# Objective
Review the listing and copy each line that holds the word "JSON".

# Supplied material
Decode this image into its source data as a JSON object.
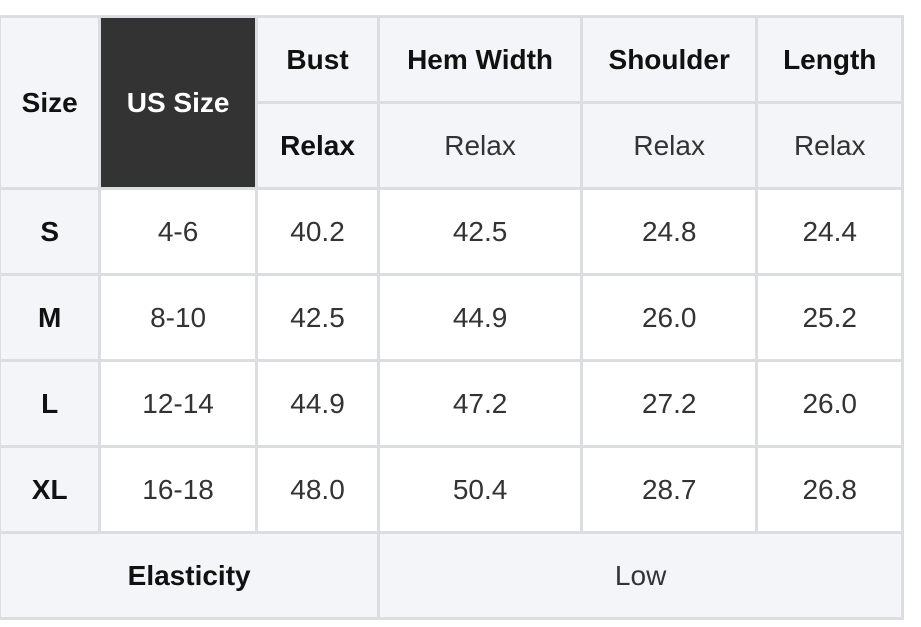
{
  "header": {
    "size": "Size",
    "us_size": "US Size",
    "columns": [
      {
        "name": "Bust",
        "fit": "Relax"
      },
      {
        "name": "Hem Width",
        "fit": "Relax"
      },
      {
        "name": "Shoulder",
        "fit": "Relax"
      },
      {
        "name": "Length",
        "fit": "Relax"
      }
    ]
  },
  "rows": [
    {
      "size": "S",
      "us": "4-6",
      "values": [
        "40.2",
        "42.5",
        "24.8",
        "24.4"
      ]
    },
    {
      "size": "M",
      "us": "8-10",
      "values": [
        "42.5",
        "44.9",
        "26.0",
        "25.2"
      ]
    },
    {
      "size": "L",
      "us": "12-14",
      "values": [
        "44.9",
        "47.2",
        "27.2",
        "26.0"
      ]
    },
    {
      "size": "XL",
      "us": "16-18",
      "values": [
        "48.0",
        "50.4",
        "28.7",
        "26.8"
      ]
    }
  ],
  "footer": {
    "label": "Elasticity",
    "value": "Low"
  },
  "colors": {
    "header_bg": "#f4f5f8",
    "dark_header_bg": "#333333",
    "border": "#dcdde0"
  }
}
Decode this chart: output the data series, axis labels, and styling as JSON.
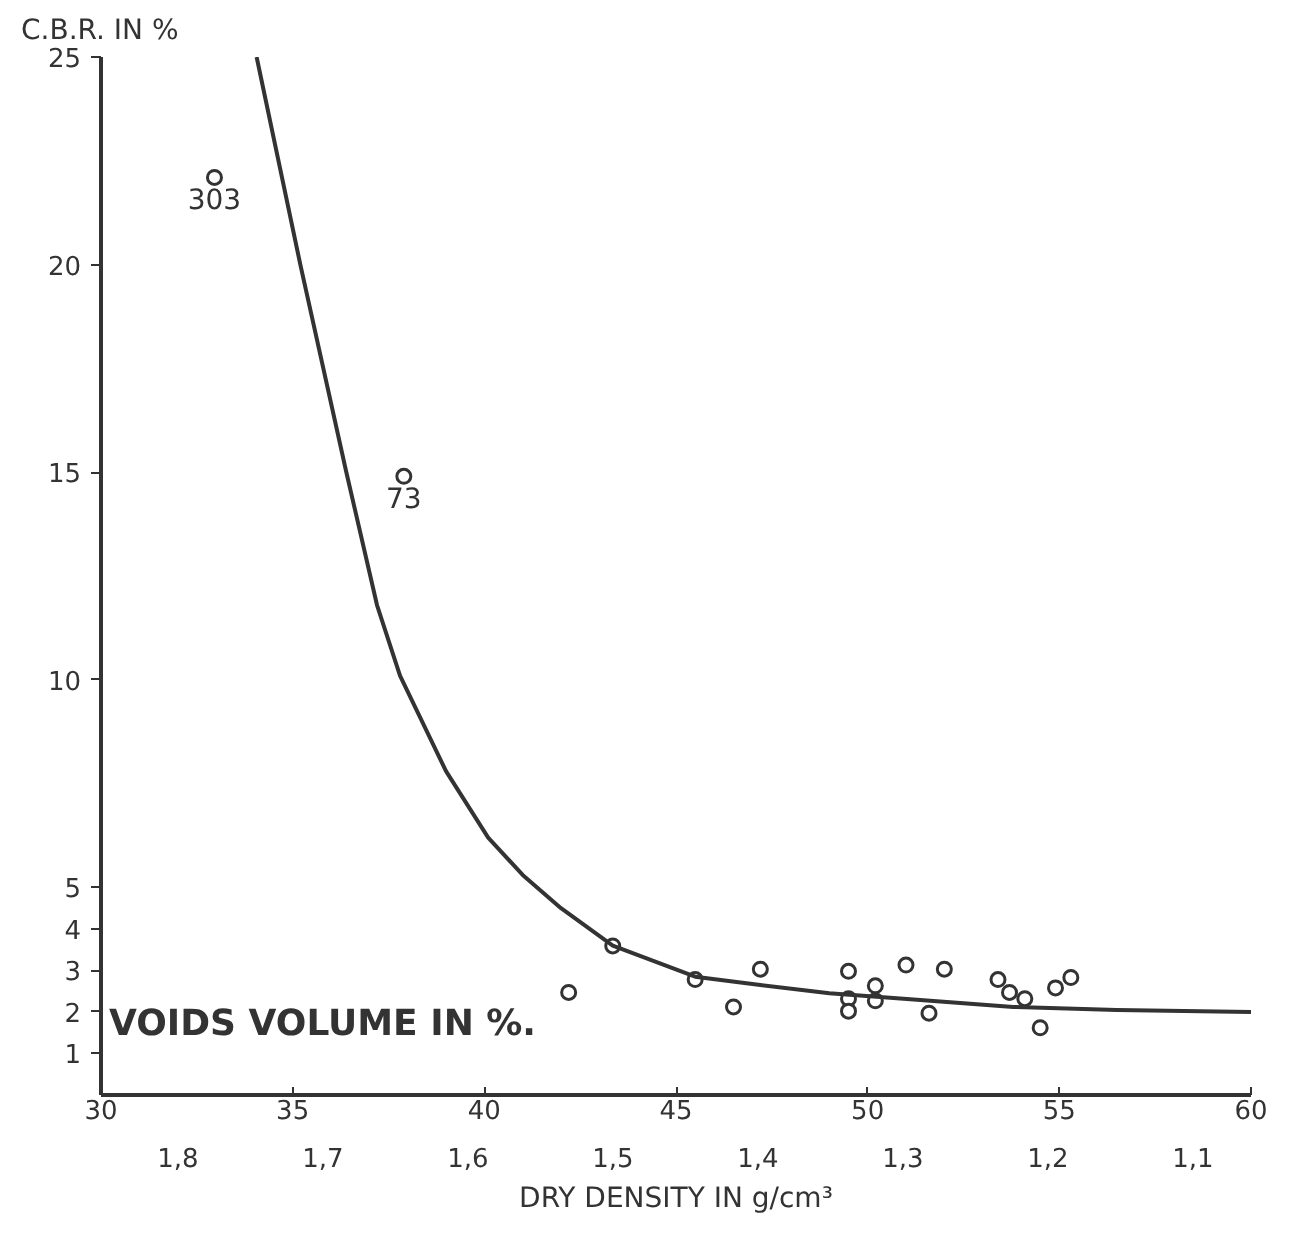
{
  "chart_data": {
    "type": "scatter",
    "ylabel": "C.B.R. IN %",
    "xlabel": "VOIDS VOLUME IN %.",
    "x2label": "DRY DENSITY IN g/cm³",
    "xlim": [
      30,
      60
    ],
    "xticks": [
      30,
      35,
      40,
      45,
      50,
      55,
      60
    ],
    "x2lim": [
      1.853,
      1.06
    ],
    "x2ticks": [
      {
        "value": 1.8,
        "label": "1,8"
      },
      {
        "value": 1.7,
        "label": "1,7"
      },
      {
        "value": 1.6,
        "label": "1,6"
      },
      {
        "value": 1.5,
        "label": "1,5"
      },
      {
        "value": 1.4,
        "label": "1,4"
      },
      {
        "value": 1.3,
        "label": "1,3"
      },
      {
        "value": 1.2,
        "label": "1,2"
      },
      {
        "value": 1.1,
        "label": "1,1"
      }
    ],
    "ylim": [
      0,
      25
    ],
    "yticks": [
      1,
      2,
      3,
      4,
      5,
      10,
      15,
      20,
      25
    ],
    "grid": false,
    "marker": "circle",
    "series": [
      {
        "color": "#333333",
        "x": [
          32.96,
          37.9,
          42.2,
          43.35,
          45.5,
          46.5,
          47.2,
          49.5,
          49.5,
          49.5,
          50.2,
          50.2,
          51.0,
          51.6,
          52.0,
          53.4,
          53.7,
          54.1,
          54.5,
          54.9,
          55.3
        ],
        "values": [
          22.1,
          14.9,
          2.47,
          3.59,
          2.78,
          2.12,
          3.03,
          2.98,
          2.32,
          2.02,
          2.63,
          2.27,
          3.13,
          1.97,
          3.03,
          2.78,
          2.47,
          2.32,
          1.62,
          2.58,
          2.83
        ]
      },
      {
        "type": "line",
        "color": "#333333",
        "marker": "none",
        "x": [
          34.06,
          35.2,
          36.4,
          37.2,
          37.8,
          39.0,
          40.1,
          41.0,
          42.0,
          43.35,
          45.5,
          47.2,
          49.0,
          51.2,
          53.8,
          56.5,
          60
        ],
        "values": [
          25,
          20,
          15,
          11.8,
          10.1,
          7.8,
          6.2,
          5.3,
          4.5,
          3.6,
          2.85,
          2.65,
          2.45,
          2.3,
          2.12,
          2.05,
          2.0
        ]
      }
    ],
    "annotations": [
      {
        "text": "303",
        "x": 32.96,
        "y": 22.1
      },
      {
        "text": "73",
        "x": 37.9,
        "y": 14.9
      }
    ]
  }
}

# The solution
Decode this image into its source data as a JSON object.
Decode this chart: output the data series, axis labels, and styling as JSON.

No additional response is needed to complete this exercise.